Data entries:
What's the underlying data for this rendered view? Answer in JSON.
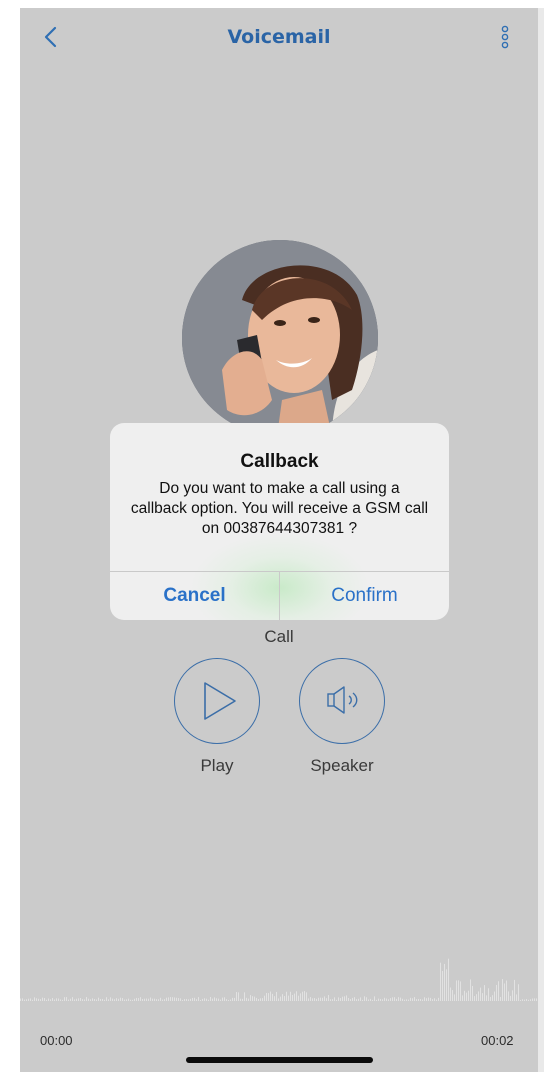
{
  "nav": {
    "title": "Voicemail"
  },
  "actions": {
    "call_label": "Call",
    "play_label": "Play",
    "speaker_label": "Speaker"
  },
  "player": {
    "start_time": "00:00",
    "end_time": "00:02"
  },
  "dialog": {
    "title": "Callback",
    "message": "Do you want to make a call using a callback option. You will receive a GSM call on 00387644307381 ?",
    "cancel_label": "Cancel",
    "confirm_label": "Confirm"
  },
  "colors": {
    "accent": "#2a64a6",
    "dialog_button": "#2a71c8",
    "background": "#cbcbcb"
  },
  "icons": [
    "chevron-left-icon",
    "more-vertical-icon",
    "play-icon",
    "speaker-icon"
  ]
}
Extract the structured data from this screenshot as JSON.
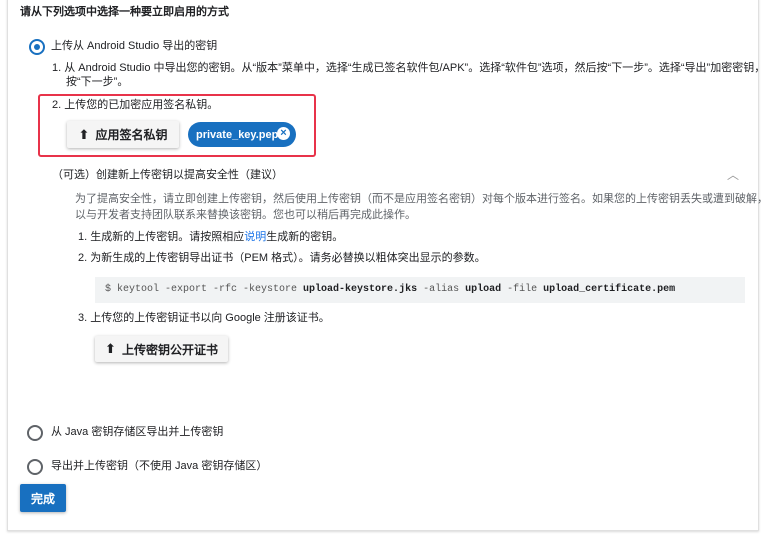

THE EXERCISE:
Except for the pictures, give all the material above again verbatim.

ANSWER TO THE PROBLEM:
What's the underlying data for this rendered view? Answer in JSON.
{
  "nav": {
    "title": "Voicemail"
  },
  "actions": {
    "call_label": "Call",
    "play_label": "Play",
    "speaker_label": "Speaker"
  },
  "player": {
    "start_time": "00:00",
    "end_time": "00:02"
  },
  "dialog": {
    "title": "Callback",
    "message": "Do you want to make a call using a callback option. You will receive a GSM call on 00387644307381 ?",
    "cancel_label": "Cancel",
    "confirm_label": "Confirm"
  },
  "colors": {
    "accent": "#2a64a6",
    "dialog_button": "#2a71c8",
    "background": "#cbcbcb"
  },
  "icons": [
    "chevron-left-icon",
    "more-vertical-icon",
    "play-icon",
    "speaker-icon"
  ]
}
Extract the structured data from this screenshot as JSON.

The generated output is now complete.